TASKS AND EXERCISES |
a: Answer these questions from the article on Blair Witch Volume III, one per line:
(i) On what date was the game released in the EU?
(ii) In what year is the game set?
(iii) Which character is described as a skeptic?
b: List the titles of all the games in the trilogy that the article on Blair Witch Volume III names.
c: Retype the stretch of the article on Blair Witch Volume III from "The player must" through "to rescue them.".

EXTRACT PROVIDED |
★ ★ ★ ★ ★ ★ ★

- Developer: Ritual Entertainment
- Publishers: NA: Gathering of Developers; EU: Take-Two Interactive;
- Series: Blair Witch
- Platform: Microsoft Windows
- Release: NA: 20 November 2000; EU: 12 January 2001;
- Genre: Survival horror
- Mode: Single-player

= Blair Witch Volume III: The Elly Kedward Tale =

2000 video game

Blair Witch Volume III: The Elly Kedward Tale is a 2000 survival horror video game and the final part of the trilogy developed by Ritual Entertainment for Microsoft Windows. The first two games of this trilogy are Blair Witch Volume I: Rustin Parr and Blair Witch Volume II: The Legend of Coffin Rock.

==Plot==
The final episode of the trilogy is an original story that was not mentioned in the film. The story focuses on how the Blair Witch legend came to be. The game is set in 1785, in the early days of the Blair Township (later renamed Burkittsville). The story's main character is Jonathan Prye, a former priest who left the clergy during a crisis of faith. Prye, now a witch-hunter, is called to Blair to investigate events related to the disappearance of a woman called Elly Kedward a few weeks earlier.

Elly Kedward was accused of witchcraft after it was found she had been drawing blood from the local children and performing pagan rituals. She was tried, convicted and sentenced to be banished from the town. Instead, the locals tied her to a wheelbarrow, dragged her into the nearby woods and left her to freeze to death. Kedward disappeared from the wheelbarrow to which she was tied, and was never seen again.

A few days later, children from the township began to disappear, and the terrified villagers began to flee — with only the local magistrate, Jonah, and the township's chaplain, Father Hale Goodfellow, remaining behind. Father Goodfellow is convinced that a supernatural force is at work; Jonah, a skeptic, refuses to believe this, assuming Kedward is behind the kidnappings and is still at large near the town. There are also two people who are locked in a jail in the town: Hirrum Heathtow is a drunk, and Elizabeth Styler is a supposed witch who was arrested when she was found in Elly's house, reciting strange phrases.

The player must guide Prye through his investigation, to discover what happened to Elly Kedward. In his search, he happens upon a child having been bound and tortured in the forest. After freeing the child, a voice warns him not to interfere before sending zombies onto him. In the forest, Prye meets a shaman by the name of Asgaya Gigagei, who tells him of the legend of Hecaitomix, an evil spirit once worshipped by the natives before white settlers first arrived. Angered that he's no longer revered, Hecaitomix plans to destroy the human race and conquer the world. Prye learns that Hecaitomix has abducted a number of children for sacrificial murder, and makes it his quest to rescue them.

★ ★ ★ ★ ★ ★ ★

RECORDS PROVIDED |
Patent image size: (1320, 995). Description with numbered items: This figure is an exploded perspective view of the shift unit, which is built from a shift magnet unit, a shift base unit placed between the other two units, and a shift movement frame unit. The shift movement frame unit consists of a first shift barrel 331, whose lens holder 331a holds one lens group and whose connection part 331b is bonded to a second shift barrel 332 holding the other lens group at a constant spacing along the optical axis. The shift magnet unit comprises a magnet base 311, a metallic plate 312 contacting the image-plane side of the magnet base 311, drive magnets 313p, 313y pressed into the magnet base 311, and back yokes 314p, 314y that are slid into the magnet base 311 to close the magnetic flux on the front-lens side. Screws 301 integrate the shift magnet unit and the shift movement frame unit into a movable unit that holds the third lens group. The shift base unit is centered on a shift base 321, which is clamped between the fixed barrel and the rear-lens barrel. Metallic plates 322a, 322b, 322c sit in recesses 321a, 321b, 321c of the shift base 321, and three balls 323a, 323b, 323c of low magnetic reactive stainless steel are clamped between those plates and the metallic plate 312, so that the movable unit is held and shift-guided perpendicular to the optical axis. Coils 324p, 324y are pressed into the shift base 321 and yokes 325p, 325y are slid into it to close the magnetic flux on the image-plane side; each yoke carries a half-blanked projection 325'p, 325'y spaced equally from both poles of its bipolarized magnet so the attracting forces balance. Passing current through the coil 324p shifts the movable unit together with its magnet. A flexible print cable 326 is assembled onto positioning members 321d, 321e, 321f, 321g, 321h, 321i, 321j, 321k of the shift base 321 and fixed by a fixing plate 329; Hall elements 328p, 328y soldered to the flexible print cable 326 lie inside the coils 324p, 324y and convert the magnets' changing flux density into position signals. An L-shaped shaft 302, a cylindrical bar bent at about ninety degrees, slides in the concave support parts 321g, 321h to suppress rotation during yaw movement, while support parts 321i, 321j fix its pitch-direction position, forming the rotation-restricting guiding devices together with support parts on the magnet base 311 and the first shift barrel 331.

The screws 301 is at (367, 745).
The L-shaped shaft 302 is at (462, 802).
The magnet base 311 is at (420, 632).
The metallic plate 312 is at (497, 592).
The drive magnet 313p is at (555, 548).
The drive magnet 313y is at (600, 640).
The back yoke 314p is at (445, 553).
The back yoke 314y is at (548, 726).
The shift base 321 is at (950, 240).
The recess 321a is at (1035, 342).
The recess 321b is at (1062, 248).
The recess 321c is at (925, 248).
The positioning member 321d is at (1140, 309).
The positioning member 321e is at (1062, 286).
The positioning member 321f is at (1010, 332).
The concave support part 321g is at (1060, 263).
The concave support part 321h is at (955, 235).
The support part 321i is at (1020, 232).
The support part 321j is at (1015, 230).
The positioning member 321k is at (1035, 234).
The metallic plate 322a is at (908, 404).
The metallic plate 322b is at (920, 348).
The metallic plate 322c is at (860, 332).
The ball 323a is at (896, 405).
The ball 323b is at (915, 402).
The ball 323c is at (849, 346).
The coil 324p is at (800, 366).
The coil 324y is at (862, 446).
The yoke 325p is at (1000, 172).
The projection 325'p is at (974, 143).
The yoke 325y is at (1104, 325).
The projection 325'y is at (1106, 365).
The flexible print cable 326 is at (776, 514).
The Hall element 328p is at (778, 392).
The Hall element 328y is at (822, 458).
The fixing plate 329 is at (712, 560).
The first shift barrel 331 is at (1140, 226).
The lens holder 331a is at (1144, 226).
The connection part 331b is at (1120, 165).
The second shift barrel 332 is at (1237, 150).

★ ★ ★ ★ ★ ★ ★

ANSWERS |
a:
(i) 12 January 2001
(ii) 1785
(iii) Jonah, the local magistrate

b:
Blair Witch Volume I: Rustin Parr
Blair Witch Volume II: The Legend of Coffin Rock
Blair Witch Volume III: The Elly Kedward Tale

c:
The player must guide Prye through his investigation, to discover what happened to Elly Kedward. In his search, he happens upon a child having been bound and tortured in the forest. After freeing the child, a voice warns him not to interfere before sending zombies onto him. In the forest, Prye meets a shaman by the name of Asgaya Gigagei, who tells him of the legend of Hecaitomix, an evil spirit once worshipped by the natives before white settlers first arrived. Angered that he's no longer revered, Hecaitomix plans to destroy the human race and conquer the world. Prye learns that Hecaitomix has abducted a number of children for sacrificial murder, and makes it his quest to rescue them.